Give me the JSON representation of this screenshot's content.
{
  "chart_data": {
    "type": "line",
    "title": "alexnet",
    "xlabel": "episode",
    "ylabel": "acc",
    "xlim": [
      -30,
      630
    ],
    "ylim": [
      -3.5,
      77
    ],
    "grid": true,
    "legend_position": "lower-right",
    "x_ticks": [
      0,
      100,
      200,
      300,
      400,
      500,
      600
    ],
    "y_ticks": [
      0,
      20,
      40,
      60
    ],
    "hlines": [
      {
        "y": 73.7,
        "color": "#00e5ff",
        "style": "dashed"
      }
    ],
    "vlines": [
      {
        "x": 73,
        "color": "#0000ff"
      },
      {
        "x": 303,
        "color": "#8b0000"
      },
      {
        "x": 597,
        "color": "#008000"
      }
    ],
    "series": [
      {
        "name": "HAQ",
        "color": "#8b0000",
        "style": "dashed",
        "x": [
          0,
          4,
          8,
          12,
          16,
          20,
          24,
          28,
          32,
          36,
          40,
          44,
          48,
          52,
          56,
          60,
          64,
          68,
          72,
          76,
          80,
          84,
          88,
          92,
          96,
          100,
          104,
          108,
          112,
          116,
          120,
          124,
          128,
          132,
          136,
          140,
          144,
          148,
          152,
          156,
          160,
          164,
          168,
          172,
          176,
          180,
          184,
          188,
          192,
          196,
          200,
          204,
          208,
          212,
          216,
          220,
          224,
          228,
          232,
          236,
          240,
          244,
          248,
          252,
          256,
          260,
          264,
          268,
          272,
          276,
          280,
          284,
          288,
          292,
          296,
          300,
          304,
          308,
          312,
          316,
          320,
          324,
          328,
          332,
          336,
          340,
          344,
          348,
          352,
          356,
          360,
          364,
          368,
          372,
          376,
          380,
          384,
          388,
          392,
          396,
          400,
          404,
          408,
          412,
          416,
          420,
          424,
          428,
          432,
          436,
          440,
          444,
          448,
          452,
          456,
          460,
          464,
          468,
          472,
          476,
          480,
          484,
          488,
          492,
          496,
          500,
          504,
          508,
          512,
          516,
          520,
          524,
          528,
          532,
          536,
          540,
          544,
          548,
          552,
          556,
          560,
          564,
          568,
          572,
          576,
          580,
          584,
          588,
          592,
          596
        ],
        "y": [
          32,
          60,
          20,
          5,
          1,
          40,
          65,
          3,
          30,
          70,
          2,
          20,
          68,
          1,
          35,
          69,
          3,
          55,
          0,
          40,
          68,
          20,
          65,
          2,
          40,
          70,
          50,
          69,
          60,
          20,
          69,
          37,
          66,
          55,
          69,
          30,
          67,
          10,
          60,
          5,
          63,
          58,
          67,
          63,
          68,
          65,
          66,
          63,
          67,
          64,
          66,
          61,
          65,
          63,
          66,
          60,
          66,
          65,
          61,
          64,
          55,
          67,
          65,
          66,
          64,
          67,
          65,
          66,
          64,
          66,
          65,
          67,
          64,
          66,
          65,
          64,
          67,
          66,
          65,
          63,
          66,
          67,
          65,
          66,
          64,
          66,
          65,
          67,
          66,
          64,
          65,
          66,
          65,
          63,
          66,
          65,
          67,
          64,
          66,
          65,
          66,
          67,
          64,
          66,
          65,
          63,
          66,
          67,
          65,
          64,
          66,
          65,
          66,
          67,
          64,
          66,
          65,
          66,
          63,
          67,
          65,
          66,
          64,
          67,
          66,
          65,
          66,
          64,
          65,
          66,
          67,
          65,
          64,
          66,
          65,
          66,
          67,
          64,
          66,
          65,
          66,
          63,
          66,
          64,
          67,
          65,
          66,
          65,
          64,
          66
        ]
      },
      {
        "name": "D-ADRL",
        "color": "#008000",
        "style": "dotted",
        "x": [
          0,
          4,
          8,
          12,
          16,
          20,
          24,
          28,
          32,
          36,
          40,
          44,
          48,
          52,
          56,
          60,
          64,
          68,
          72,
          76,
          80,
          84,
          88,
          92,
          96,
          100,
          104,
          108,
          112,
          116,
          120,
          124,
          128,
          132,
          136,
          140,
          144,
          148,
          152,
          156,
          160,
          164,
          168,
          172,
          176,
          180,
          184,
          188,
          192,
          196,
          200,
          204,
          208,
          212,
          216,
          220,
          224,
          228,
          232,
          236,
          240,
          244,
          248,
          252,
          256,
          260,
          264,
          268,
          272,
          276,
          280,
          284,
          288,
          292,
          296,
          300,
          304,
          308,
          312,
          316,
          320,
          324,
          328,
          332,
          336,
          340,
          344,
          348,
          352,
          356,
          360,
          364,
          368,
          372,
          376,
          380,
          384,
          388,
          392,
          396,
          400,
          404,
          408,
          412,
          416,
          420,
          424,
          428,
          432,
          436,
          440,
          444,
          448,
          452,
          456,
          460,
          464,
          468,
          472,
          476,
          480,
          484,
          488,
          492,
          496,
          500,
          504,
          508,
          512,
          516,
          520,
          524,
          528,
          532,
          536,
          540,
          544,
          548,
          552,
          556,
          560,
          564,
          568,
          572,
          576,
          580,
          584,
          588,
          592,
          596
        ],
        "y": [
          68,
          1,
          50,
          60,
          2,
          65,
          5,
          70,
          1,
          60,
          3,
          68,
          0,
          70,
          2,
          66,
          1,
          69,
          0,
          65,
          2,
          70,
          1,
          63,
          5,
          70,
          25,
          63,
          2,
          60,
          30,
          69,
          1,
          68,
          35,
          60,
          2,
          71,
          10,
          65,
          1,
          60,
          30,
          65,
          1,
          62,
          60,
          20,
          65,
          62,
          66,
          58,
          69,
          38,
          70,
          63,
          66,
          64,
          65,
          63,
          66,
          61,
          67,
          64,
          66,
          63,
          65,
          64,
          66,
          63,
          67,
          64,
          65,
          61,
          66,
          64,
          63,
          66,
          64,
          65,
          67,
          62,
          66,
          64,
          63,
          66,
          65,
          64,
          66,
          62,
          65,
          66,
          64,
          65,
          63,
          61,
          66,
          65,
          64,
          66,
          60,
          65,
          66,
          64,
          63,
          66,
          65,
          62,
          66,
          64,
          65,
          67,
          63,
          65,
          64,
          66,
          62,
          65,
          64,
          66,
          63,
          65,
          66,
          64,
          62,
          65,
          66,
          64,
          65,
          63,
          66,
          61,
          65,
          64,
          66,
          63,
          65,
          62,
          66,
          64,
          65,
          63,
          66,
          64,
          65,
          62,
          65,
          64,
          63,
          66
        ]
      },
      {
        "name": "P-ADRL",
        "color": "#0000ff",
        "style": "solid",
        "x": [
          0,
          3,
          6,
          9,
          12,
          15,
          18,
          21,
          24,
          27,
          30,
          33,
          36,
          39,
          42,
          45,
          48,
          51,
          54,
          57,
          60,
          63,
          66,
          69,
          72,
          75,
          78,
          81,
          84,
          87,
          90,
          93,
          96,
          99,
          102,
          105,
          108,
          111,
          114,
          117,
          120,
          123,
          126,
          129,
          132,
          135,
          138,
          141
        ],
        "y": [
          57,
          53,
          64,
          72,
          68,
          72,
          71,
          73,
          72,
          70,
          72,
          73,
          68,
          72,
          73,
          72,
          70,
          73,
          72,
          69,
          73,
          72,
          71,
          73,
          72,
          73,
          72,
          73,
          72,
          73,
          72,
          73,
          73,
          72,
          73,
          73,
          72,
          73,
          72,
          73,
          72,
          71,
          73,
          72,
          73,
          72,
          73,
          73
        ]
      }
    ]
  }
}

===

[SET TASK]: Within the listing above, find every line containing the string "style" and return it.

[REPLY]:
        "style": "dashed"
        "style": "dashed",
        "style": "dotted",
        "style": "solid",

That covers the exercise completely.